▸ **AIM**: Read the listing and extract each line that includes the word "label".

▸ **DATA PROVIDED**:
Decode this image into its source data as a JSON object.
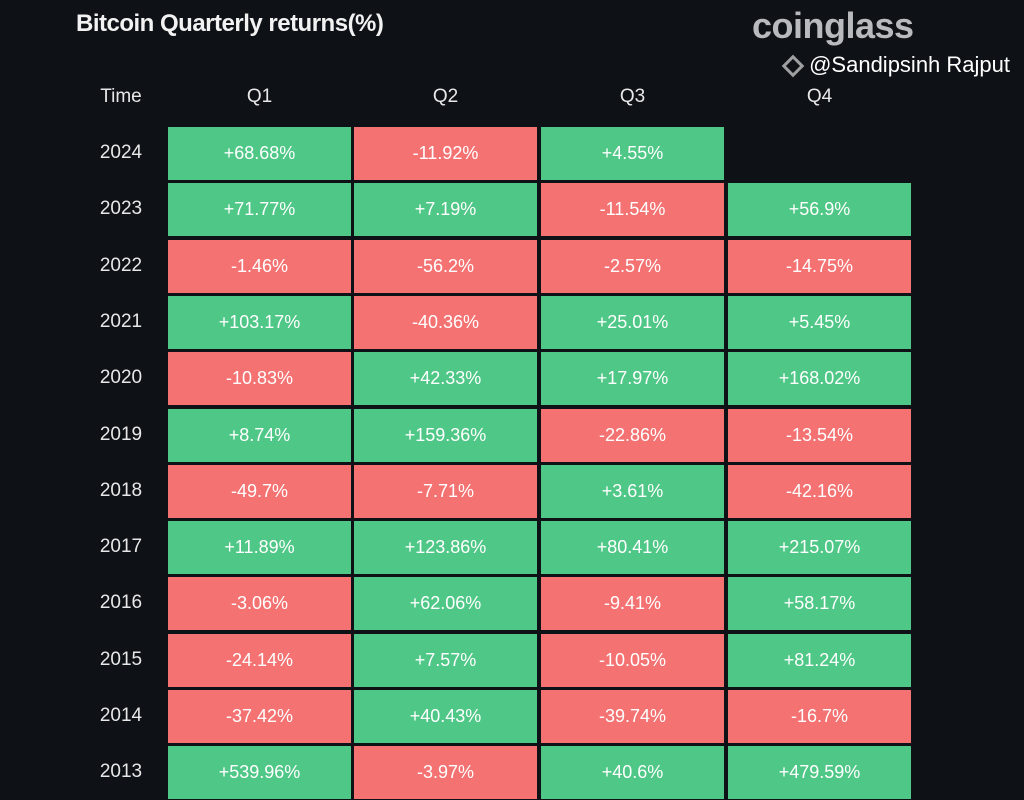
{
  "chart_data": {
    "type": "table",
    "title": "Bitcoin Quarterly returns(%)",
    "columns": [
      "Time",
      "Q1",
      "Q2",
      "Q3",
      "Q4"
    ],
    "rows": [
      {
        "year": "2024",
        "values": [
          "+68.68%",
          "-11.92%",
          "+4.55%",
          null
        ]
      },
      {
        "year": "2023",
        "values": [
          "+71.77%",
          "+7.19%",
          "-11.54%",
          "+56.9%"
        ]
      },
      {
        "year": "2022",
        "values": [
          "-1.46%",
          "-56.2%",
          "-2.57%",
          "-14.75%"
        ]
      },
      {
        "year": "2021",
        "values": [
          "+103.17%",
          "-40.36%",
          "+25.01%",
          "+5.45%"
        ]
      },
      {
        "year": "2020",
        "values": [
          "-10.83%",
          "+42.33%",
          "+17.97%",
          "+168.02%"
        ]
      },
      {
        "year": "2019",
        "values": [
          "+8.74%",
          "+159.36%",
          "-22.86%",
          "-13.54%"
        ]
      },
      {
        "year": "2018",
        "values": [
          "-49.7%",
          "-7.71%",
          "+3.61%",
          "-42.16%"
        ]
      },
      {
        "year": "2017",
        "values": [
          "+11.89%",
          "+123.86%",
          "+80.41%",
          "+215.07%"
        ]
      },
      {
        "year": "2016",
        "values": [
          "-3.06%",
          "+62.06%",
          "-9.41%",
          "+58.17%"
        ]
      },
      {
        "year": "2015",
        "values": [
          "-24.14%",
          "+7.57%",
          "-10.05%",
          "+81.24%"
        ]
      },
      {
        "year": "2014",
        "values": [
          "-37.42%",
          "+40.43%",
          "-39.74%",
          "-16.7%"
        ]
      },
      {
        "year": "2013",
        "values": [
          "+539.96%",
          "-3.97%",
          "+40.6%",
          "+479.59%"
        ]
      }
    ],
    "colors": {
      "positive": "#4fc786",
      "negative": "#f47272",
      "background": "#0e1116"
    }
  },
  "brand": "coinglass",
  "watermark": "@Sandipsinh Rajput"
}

---

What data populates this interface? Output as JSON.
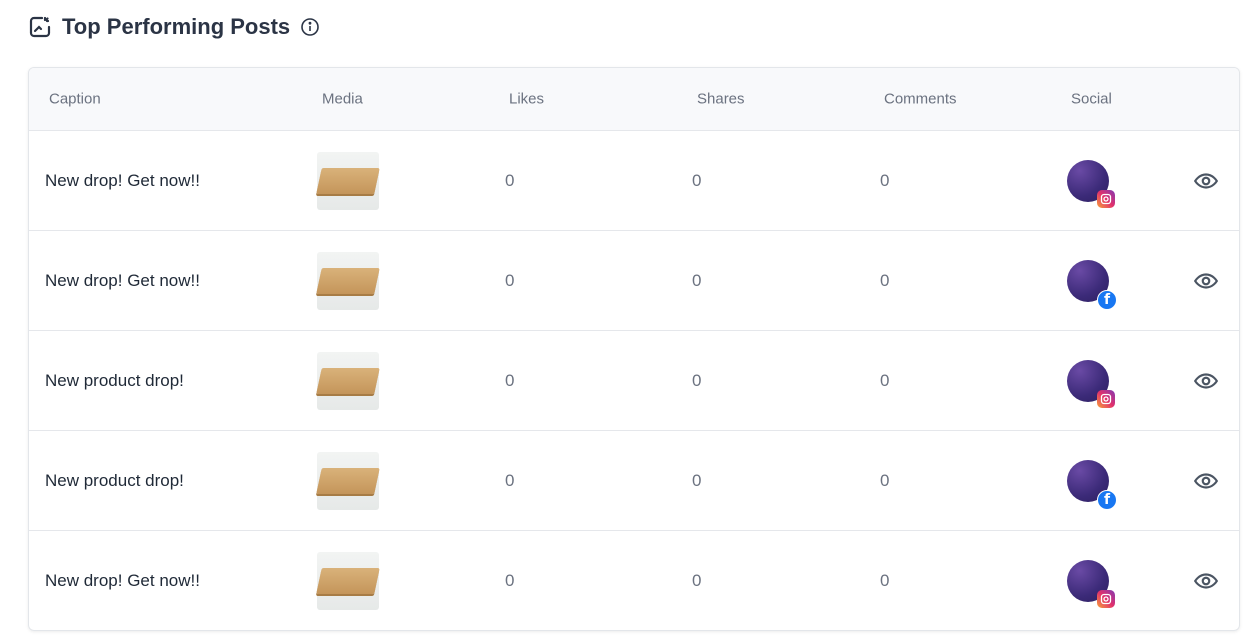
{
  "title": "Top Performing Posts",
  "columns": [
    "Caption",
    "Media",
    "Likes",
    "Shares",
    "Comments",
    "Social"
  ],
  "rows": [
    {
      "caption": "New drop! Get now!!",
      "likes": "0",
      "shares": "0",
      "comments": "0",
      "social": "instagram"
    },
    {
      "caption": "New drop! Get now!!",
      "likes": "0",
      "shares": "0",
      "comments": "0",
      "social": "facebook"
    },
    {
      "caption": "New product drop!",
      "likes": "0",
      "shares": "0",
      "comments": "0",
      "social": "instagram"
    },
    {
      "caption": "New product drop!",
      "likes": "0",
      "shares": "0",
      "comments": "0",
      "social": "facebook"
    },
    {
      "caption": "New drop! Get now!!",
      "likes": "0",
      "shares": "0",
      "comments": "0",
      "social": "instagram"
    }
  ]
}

...

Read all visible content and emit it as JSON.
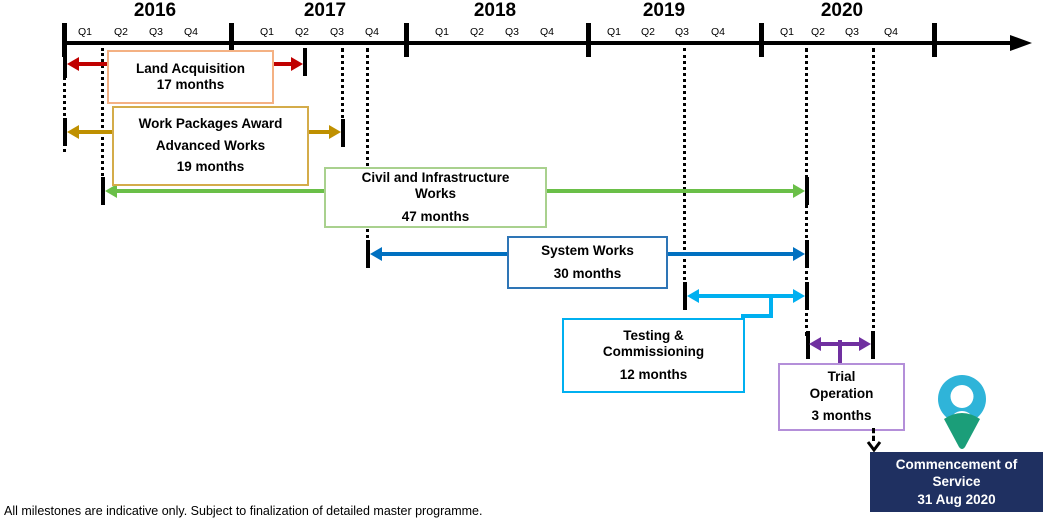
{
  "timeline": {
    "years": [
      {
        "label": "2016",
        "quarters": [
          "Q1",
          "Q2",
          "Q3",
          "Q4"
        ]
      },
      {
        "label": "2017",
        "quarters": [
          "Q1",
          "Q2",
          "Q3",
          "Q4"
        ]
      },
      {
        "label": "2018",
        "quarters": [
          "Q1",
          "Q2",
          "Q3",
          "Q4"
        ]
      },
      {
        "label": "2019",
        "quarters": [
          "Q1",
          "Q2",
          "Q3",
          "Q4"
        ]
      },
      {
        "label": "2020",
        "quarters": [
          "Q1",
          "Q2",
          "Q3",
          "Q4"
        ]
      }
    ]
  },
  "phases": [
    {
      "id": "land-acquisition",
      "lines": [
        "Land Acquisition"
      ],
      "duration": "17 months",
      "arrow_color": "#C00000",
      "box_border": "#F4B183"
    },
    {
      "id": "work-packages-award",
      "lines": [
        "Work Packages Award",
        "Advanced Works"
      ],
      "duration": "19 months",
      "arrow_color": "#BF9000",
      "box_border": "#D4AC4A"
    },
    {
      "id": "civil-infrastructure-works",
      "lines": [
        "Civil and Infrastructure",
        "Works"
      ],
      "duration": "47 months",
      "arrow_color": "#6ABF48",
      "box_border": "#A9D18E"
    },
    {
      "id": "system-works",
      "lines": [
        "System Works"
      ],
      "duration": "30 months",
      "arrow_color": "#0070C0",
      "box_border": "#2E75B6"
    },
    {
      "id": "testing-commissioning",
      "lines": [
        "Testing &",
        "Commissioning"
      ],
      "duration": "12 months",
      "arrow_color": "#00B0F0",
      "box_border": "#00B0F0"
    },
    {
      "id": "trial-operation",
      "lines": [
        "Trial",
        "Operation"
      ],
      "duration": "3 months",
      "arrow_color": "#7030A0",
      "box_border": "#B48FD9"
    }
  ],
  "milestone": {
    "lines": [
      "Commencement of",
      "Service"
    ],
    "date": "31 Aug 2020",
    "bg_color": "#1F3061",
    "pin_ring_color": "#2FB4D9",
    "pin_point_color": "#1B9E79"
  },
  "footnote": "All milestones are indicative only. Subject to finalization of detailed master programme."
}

▸ **TASK RESULT**:
        "label": "2016",
        "label": "2017",
        "label": "2018",
        "label": "2019",
        "label": "2020",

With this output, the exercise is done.